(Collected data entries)
☆ ☆ ☆ ☆ ☆ ☆ ☆
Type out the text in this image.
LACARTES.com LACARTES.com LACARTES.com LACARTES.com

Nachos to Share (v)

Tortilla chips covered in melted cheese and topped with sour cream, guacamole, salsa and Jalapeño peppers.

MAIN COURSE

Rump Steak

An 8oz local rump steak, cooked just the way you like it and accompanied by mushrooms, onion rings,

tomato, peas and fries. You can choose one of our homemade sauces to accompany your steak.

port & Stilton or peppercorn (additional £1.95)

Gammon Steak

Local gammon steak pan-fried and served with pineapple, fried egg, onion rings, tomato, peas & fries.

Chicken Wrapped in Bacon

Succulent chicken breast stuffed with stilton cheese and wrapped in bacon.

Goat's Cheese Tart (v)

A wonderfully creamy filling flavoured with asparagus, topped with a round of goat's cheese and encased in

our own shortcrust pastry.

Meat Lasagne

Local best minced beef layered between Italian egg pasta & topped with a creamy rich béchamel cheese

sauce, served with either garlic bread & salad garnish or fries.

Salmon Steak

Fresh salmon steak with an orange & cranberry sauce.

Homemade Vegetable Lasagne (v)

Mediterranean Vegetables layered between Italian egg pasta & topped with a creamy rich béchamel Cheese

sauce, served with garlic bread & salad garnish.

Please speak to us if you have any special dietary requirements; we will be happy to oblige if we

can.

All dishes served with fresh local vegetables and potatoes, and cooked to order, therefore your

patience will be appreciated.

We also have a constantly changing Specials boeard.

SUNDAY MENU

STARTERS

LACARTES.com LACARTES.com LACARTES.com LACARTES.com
☆ ☆ ☆ ☆ ☆ ☆ ☆
Filter the data for the string "between" and copy every line that has it.

Local best minced beef layered between Italian egg pasta & topped with a creamy rich béchamel cheese
Mediterranean Vegetables layered between Italian egg pasta & topped with a creamy rich béchamel Cheese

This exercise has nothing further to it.